Figure record extracts
::::::::
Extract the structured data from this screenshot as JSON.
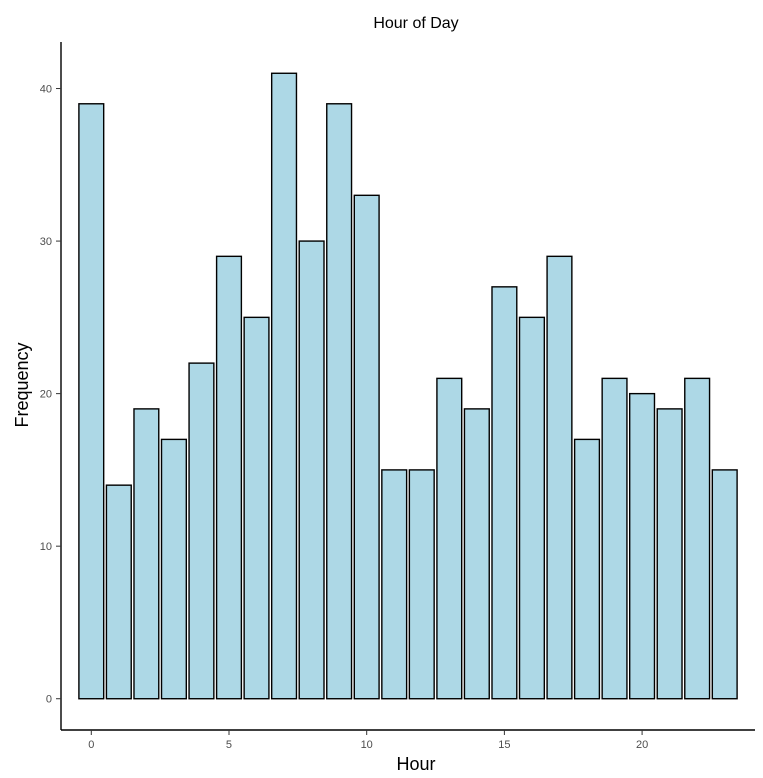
{
  "chart_data": {
    "type": "bar",
    "title": "Hour of Day",
    "xlabel": "Hour",
    "ylabel": "Frequency",
    "categories": [
      0,
      1,
      2,
      3,
      4,
      5,
      6,
      7,
      8,
      9,
      10,
      11,
      12,
      13,
      14,
      15,
      16,
      17,
      18,
      19,
      20,
      21,
      22,
      23
    ],
    "values": [
      39,
      14,
      19,
      17,
      22,
      29,
      25,
      41,
      30,
      39,
      33,
      15,
      15,
      21,
      19,
      27,
      25,
      29,
      17,
      21,
      20,
      19,
      21,
      15
    ],
    "xlim": [
      -1.1,
      24.1
    ],
    "ylim": [
      -2.05,
      43.05
    ],
    "xticks": [
      0,
      5,
      10,
      15,
      20
    ],
    "yticks": [
      0,
      10,
      20,
      30,
      40
    ],
    "grid": false,
    "legend": "none",
    "colors": {
      "bar_fill": "#add8e6",
      "bar_stroke": "#000000",
      "axis": "#000000"
    }
  }
}
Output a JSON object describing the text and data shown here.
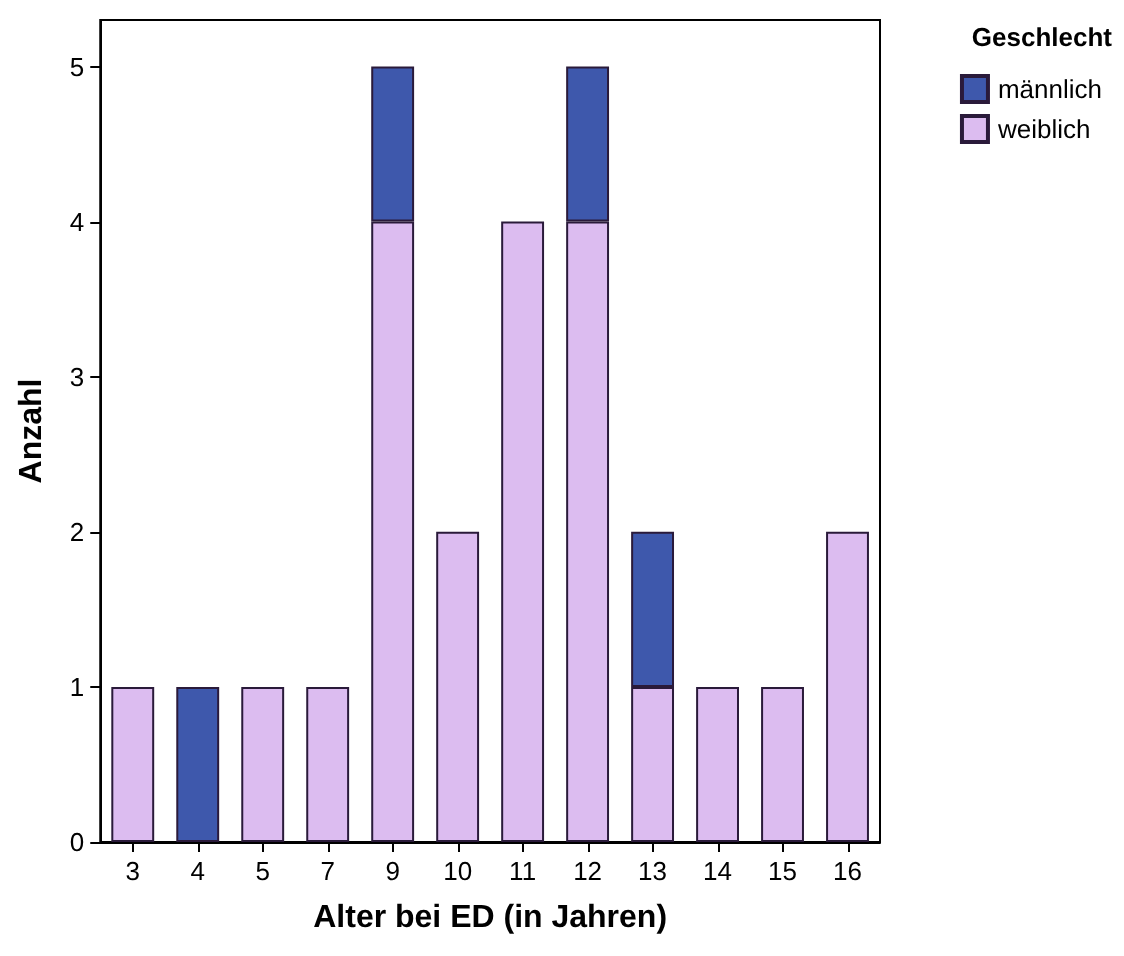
{
  "chart_data": {
    "type": "bar",
    "xlabel": "Alter bei ED (in Jahren)",
    "ylabel": "Anzahl",
    "legend_title": "Geschlecht",
    "categories": [
      "3",
      "4",
      "5",
      "7",
      "9",
      "10",
      "11",
      "12",
      "13",
      "14",
      "15",
      "16"
    ],
    "stacked": true,
    "series": [
      {
        "name": "weiblich",
        "color": "#dcbcf0",
        "values": [
          1,
          0,
          1,
          1,
          4,
          2,
          4,
          4,
          1,
          1,
          1,
          2
        ]
      },
      {
        "name": "männlich",
        "color": "#3e58ac",
        "values": [
          0,
          1,
          0,
          0,
          1,
          0,
          0,
          1,
          1,
          0,
          0,
          0
        ]
      }
    ],
    "ylim": [
      0,
      5.3
    ],
    "yticks": [
      0,
      1,
      2,
      3,
      4,
      5
    ],
    "grid": false,
    "legend": "top right"
  }
}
::::::::
## Aim of the task
Your task is to give again, unchanged, the lines from the line that contains "Output a JSON" to the end of the records. Include both end lines but no pictures.

## Response to the exercise
Output a JSON object describing the text and data shown here.
{
  "chart_data": {
    "type": "bar",
    "xlabel": "Alter bei ED (in Jahren)",
    "ylabel": "Anzahl",
    "legend_title": "Geschlecht",
    "categories": [
      "3",
      "4",
      "5",
      "7",
      "9",
      "10",
      "11",
      "12",
      "13",
      "14",
      "15",
      "16"
    ],
    "stacked": true,
    "series": [
      {
        "name": "weiblich",
        "color": "#dcbcf0",
        "values": [
          1,
          0,
          1,
          1,
          4,
          2,
          4,
          4,
          1,
          1,
          1,
          2
        ]
      },
      {
        "name": "männlich",
        "color": "#3e58ac",
        "values": [
          0,
          1,
          0,
          0,
          1,
          0,
          0,
          1,
          1,
          0,
          0,
          0
        ]
      }
    ],
    "ylim": [
      0,
      5.3
    ],
    "yticks": [
      0,
      1,
      2,
      3,
      4,
      5
    ],
    "grid": false,
    "legend": "top right"
  }
}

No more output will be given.